Write out each entry, exactly the way it appears.
Begin
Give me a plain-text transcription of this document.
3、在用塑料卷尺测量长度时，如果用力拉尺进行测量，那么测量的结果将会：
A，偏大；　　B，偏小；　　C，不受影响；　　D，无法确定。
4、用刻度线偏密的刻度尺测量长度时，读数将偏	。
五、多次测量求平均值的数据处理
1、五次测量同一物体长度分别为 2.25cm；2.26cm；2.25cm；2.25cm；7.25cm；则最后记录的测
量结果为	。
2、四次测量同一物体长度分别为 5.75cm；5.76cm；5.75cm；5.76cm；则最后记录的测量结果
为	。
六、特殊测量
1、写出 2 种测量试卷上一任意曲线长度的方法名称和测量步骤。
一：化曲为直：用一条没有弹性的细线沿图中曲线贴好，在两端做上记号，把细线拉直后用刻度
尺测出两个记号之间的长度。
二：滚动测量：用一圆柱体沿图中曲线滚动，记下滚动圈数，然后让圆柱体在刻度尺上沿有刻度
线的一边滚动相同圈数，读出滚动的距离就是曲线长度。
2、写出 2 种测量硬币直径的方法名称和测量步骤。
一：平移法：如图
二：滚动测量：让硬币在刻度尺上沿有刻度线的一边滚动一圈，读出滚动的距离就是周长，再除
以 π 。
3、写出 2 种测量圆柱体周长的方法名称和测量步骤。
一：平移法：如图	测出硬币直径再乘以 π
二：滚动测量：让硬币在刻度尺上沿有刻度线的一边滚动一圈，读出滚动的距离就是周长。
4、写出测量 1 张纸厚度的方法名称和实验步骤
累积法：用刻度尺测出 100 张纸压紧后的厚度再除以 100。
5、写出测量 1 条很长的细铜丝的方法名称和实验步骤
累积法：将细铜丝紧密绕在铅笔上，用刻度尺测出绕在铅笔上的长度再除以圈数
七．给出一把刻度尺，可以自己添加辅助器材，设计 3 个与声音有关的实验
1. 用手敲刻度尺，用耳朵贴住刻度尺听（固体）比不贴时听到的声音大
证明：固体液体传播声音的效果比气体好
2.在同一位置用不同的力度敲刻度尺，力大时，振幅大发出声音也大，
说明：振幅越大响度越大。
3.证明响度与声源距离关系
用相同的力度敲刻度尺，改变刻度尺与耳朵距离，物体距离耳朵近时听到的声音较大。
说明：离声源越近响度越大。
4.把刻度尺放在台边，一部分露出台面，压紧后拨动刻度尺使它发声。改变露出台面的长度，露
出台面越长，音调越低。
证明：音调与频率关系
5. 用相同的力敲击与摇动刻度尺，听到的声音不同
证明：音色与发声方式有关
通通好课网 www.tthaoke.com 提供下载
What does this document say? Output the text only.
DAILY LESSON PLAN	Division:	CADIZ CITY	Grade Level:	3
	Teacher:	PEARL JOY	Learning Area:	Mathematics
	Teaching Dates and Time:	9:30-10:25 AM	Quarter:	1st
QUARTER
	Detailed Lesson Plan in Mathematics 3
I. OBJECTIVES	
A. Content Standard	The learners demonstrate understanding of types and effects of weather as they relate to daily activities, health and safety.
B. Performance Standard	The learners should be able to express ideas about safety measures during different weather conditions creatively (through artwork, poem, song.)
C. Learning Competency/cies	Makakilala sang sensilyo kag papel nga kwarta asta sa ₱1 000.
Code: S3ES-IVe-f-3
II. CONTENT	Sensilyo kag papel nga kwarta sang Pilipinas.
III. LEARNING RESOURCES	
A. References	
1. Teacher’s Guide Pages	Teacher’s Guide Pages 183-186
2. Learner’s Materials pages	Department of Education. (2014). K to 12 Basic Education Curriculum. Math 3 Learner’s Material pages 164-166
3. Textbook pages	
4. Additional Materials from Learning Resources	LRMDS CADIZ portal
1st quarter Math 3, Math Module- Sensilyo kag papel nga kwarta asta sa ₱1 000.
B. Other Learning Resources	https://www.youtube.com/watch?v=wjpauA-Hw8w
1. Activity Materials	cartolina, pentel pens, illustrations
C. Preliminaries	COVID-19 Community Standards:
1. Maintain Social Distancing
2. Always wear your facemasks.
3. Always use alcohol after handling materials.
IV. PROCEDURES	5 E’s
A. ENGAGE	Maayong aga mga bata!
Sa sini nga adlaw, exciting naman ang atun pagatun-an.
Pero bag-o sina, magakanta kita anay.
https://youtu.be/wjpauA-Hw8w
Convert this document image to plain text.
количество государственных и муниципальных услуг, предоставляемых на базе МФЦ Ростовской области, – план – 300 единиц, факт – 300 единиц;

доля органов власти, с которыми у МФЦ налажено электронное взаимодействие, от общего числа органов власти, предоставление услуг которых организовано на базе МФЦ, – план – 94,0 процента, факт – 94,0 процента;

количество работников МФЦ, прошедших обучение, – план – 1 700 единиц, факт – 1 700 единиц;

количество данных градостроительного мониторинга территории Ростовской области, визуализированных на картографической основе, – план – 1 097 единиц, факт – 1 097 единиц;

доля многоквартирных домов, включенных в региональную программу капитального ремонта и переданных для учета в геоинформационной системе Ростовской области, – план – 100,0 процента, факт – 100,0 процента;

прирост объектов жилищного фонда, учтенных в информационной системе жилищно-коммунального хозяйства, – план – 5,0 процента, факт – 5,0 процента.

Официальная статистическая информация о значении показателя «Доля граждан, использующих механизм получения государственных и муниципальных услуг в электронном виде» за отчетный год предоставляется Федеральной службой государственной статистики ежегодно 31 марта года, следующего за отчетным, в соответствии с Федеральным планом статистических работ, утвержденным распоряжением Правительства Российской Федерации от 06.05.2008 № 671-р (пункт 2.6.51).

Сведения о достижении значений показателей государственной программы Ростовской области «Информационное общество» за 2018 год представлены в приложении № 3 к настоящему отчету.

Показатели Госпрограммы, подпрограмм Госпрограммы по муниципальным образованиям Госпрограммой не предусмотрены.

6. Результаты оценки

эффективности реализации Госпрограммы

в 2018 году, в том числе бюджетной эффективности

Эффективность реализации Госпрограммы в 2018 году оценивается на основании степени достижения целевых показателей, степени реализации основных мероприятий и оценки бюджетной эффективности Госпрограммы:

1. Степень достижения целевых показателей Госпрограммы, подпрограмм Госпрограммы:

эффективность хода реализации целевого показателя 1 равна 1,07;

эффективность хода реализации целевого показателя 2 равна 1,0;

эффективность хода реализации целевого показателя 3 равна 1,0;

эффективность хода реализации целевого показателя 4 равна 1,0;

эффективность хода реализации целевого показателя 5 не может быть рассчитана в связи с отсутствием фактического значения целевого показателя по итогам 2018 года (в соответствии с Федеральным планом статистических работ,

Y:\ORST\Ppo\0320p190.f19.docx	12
End
### EXPECTED ANSWER
Give me a plain-text transcription of this document.
3、在用塑料卷尺测量长度时，如果用力拉尺进行测量，那么测量的结果将会：
A，偏大；　　B，偏小；　　C，不受影响；　　D，无法确定。
4、用刻度线偏密的刻度尺测量长度时，读数将偏	。
五、多次测量求平均值的数据处理
1、五次测量同一物体长度分别为 2.25cm；2.26cm；2.25cm；2.25cm；7.25cm；则最后记录的测
量结果为	。
2、四次测量同一物体长度分别为 5.75cm；5.76cm；5.75cm；5.76cm；则最后记录的测量结果
为	。
六、特殊测量
1、写出 2 种测量试卷上一任意曲线长度的方法名称和测量步骤。
一：化曲为直：用一条没有弹性的细线沿图中曲线贴好，在两端做上记号，把细线拉直后用刻度
尺测出两个记号之间的长度。
二：滚动测量：用一圆柱体沿图中曲线滚动，记下滚动圈数，然后让圆柱体在刻度尺上沿有刻度
线的一边滚动相同圈数，读出滚动的距离就是曲线长度。
2、写出 2 种测量硬币直径的方法名称和测量步骤。
一：平移法：如图
二：滚动测量：让硬币在刻度尺上沿有刻度线的一边滚动一圈，读出滚动的距离就是周长，再除
以 π 。
3、写出 2 种测量圆柱体周长的方法名称和测量步骤。
一：平移法：如图	测出硬币直径再乘以 π
二：滚动测量：让硬币在刻度尺上沿有刻度线的一边滚动一圈，读出滚动的距离就是周长。
4、写出测量 1 张纸厚度的方法名称和实验步骤
累积法：用刻度尺测出 100 张纸压紧后的厚度再除以 100。
5、写出测量 1 条很长的细铜丝的方法名称和实验步骤
累积法：将细铜丝紧密绕在铅笔上，用刻度尺测出绕在铅笔上的长度再除以圈数
七．给出一把刻度尺，可以自己添加辅助器材，设计 3 个与声音有关的实验
1. 用手敲刻度尺，用耳朵贴住刻度尺听（固体）比不贴时听到的声音大
证明：固体液体传播声音的效果比气体好
2.在同一位置用不同的力度敲刻度尺，力大时，振幅大发出声音也大，
说明：振幅越大响度越大。
3.证明响度与声源距离关系
用相同的力度敲刻度尺，改变刻度尺与耳朵距离，物体距离耳朵近时听到的声音较大。
说明：离声源越近响度越大。
4.把刻度尺放在台边，一部分露出台面，压紧后拨动刻度尺使它发声。改变露出台面的长度，露
出台面越长，音调越低。
证明：音调与频率关系
5. 用相同的力敲击与摇动刻度尺，听到的声音不同
证明：音色与发声方式有关
通通好课网 www.tthaoke.com 提供下载
What does this document say? Output the text only.
DAILY LESSON PLAN	Division:	CADIZ CITY	Grade Level:	3
	Teacher:	PEARL JOY	Learning Area:	Mathematics
	Teaching Dates and Time:	9:30-10:25 AM	Quarter:	1st
QUARTER
	Detailed Lesson Plan in Mathematics 3
I. OBJECTIVES	
A. Content Standard	The learners demonstrate understanding of types and effects of weather as they relate to daily activities, health and safety.
B. Performance Standard	The learners should be able to express ideas about safety measures during different weather conditions creatively (through artwork, poem, song.)
C. Learning Competency/cies	Makakilala sang sensilyo kag papel nga kwarta asta sa ₱1 000.
Code: S3ES-IVe-f-3
II. CONTENT	Sensilyo kag papel nga kwarta sang Pilipinas.
III. LEARNING RESOURCES	
A. References	
1. Teacher’s Guide Pages	Teacher’s Guide Pages 183-186
2. Learner’s Materials pages	Department of Education. (2014). K to 12 Basic Education Curriculum. Math 3 Learner’s Material pages 164-166
3. Textbook pages	
4. Additional Materials from Learning Resources	LRMDS CADIZ portal
1st quarter Math 3, Math Module- Sensilyo kag papel nga kwarta asta sa ₱1 000.
B. Other Learning Resources	https://www.youtube.com/watch?v=wjpauA-Hw8w
1. Activity Materials	cartolina, pentel pens, illustrations
C. Preliminaries	COVID-19 Community Standards:
1. Maintain Social Distancing
2. Always wear your facemasks.
3. Always use alcohol after handling materials.
IV. PROCEDURES	5 E’s
A. ENGAGE	Maayong aga mga bata!
Sa sini nga adlaw, exciting naman ang atun pagatun-an.
Pero bag-o sina, magakanta kita anay.
https://youtu.be/wjpauA-Hw8w
Convert this document image to plain text.
количество государственных и муниципальных услуг, предоставляемых на базе МФЦ Ростовской области, – план – 300 единиц, факт – 300 единиц;

доля органов власти, с которыми у МФЦ налажено электронное взаимодействие, от общего числа органов власти, предоставление услуг которых организовано на базе МФЦ, – план – 94,0 процента, факт – 94,0 процента;

количество работников МФЦ, прошедших обучение, – план – 1 700 единиц, факт – 1 700 единиц;

количество данных градостроительного мониторинга территории Ростовской области, визуализированных на картографической основе, – план – 1 097 единиц, факт – 1 097 единиц;

доля многоквартирных домов, включенных в региональную программу капитального ремонта и переданных для учета в геоинформационной системе Ростовской области, – план – 100,0 процента, факт – 100,0 процента;

прирост объектов жилищного фонда, учтенных в информационной системе жилищно-коммунального хозяйства, – план – 5,0 процента, факт – 5,0 процента.

Официальная статистическая информация о значении показателя «Доля граждан, использующих механизм получения государственных и муниципальных услуг в электронном виде» за отчетный год предоставляется Федеральной службой государственной статистики ежегодно 31 марта года, следующего за отчетным, в соответствии с Федеральным планом статистических работ, утвержденным распоряжением Правительства Российской Федерации от 06.05.2008 № 671-р (пункт 2.6.51).

Сведения о достижении значений показателей государственной программы Ростовской области «Информационное общество» за 2018 год представлены в приложении № 3 к настоящему отчету.

Показатели Госпрограммы, подпрограмм Госпрограммы по муниципальным образованиям Госпрограммой не предусмотрены.

6. Результаты оценки

эффективности реализации Госпрограммы

в 2018 году, в том числе бюджетной эффективности

Эффективность реализации Госпрограммы в 2018 году оценивается на основании степени достижения целевых показателей, степени реализации основных мероприятий и оценки бюджетной эффективности Госпрограммы:

1. Степень достижения целевых показателей Госпрограммы, подпрограмм Госпрограммы:

эффективность хода реализации целевого показателя 1 равна 1,07;

эффективность хода реализации целевого показателя 2 равна 1,0;

эффективность хода реализации целевого показателя 3 равна 1,0;

эффективность хода реализации целевого показателя 4 равна 1,0;

эффективность хода реализации целевого показателя 5 не может быть рассчитана в связи с отсутствием фактического значения целевого показателя по итогам 2018 года (в соответствии с Федеральным планом статистических работ,

Y:\ORST\Ppo\0320p190.f19.docx	12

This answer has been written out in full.